Layout dataset entries

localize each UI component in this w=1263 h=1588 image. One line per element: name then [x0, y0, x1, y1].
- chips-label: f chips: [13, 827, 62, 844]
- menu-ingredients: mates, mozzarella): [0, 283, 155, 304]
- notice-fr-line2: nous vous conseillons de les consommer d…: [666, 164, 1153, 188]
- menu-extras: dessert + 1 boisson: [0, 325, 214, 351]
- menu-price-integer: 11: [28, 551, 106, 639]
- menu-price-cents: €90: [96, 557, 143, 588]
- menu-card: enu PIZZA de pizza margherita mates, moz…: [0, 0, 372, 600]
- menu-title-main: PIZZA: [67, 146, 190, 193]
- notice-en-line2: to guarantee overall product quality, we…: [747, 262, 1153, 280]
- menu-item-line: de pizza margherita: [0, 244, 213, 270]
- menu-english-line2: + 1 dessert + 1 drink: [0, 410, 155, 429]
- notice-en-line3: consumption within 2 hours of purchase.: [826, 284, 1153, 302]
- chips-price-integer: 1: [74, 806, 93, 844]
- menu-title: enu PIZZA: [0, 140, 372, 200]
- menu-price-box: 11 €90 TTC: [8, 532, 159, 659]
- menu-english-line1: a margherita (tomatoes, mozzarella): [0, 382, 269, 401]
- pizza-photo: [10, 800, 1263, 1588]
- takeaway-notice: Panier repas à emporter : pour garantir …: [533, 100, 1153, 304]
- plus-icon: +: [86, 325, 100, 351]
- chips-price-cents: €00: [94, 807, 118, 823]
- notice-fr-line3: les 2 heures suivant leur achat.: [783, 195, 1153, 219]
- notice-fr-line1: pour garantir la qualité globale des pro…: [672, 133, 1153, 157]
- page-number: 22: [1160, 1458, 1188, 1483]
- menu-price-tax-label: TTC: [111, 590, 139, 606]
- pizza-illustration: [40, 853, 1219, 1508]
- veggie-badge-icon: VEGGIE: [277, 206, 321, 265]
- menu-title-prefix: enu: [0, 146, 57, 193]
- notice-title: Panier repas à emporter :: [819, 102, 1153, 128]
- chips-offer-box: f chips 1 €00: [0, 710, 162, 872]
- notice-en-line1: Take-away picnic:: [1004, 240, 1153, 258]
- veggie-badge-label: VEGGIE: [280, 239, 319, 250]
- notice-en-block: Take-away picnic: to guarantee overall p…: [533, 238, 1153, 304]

Exercise instructions:
Reproduce every entry above verbatim, line for line, without any changes.

Reply:
localize each UI component in this w=1263 h=1588 image. One line per element: name then [x0, y0, x1, y1].
- chips-label: f chips: [13, 827, 62, 844]
- menu-ingredients: mates, mozzarella): [0, 283, 155, 304]
- notice-fr-line2: nous vous conseillons de les consommer d…: [666, 164, 1153, 188]
- menu-extras: dessert + 1 boisson: [0, 325, 214, 351]
- menu-price-integer: 11: [28, 551, 106, 639]
- menu-price-cents: €90: [96, 557, 143, 588]
- menu-card: enu PIZZA de pizza margherita mates, moz…: [0, 0, 372, 600]
- menu-title-main: PIZZA: [67, 146, 190, 193]
- notice-en-line2: to guarantee overall product quality, we…: [747, 262, 1153, 280]
- menu-item-line: de pizza margherita: [0, 244, 213, 270]
- menu-english-line2: + 1 dessert + 1 drink: [0, 410, 155, 429]
- notice-en-line3: consumption within 2 hours of purchase.: [826, 284, 1153, 302]
- chips-price-integer: 1: [74, 806, 93, 844]
- menu-title: enu PIZZA: [0, 140, 372, 200]
- menu-price-box: 11 €90 TTC: [8, 532, 159, 659]
- menu-english-line1: a margherita (tomatoes, mozzarella): [0, 382, 269, 401]
- pizza-photo: [10, 800, 1263, 1588]
- takeaway-notice: Panier repas à emporter : pour garantir …: [533, 100, 1153, 304]
- plus-icon: +: [86, 325, 100, 351]
- chips-price-cents: €00: [94, 807, 118, 823]
- notice-fr-line3: les 2 heures suivant leur achat.: [783, 195, 1153, 219]
- notice-fr-line1: pour garantir la qualité globale des pro…: [672, 133, 1153, 157]
- page-number: 22: [1160, 1458, 1188, 1483]
- menu-price-tax-label: TTC: [111, 590, 139, 606]
- pizza-illustration: [40, 853, 1219, 1508]
- veggie-badge-icon: VEGGIE: [277, 206, 321, 265]
- menu-title-prefix: enu: [0, 146, 57, 193]
- notice-title: Panier repas à emporter :: [819, 102, 1153, 128]
- chips-offer-box: f chips 1 €00: [0, 710, 162, 872]
- notice-en-line1: Take-away picnic:: [1004, 240, 1153, 258]
- veggie-badge-label: VEGGIE: [280, 239, 319, 250]
- notice-en-block: Take-away picnic: to guarantee overall p…: [533, 238, 1153, 304]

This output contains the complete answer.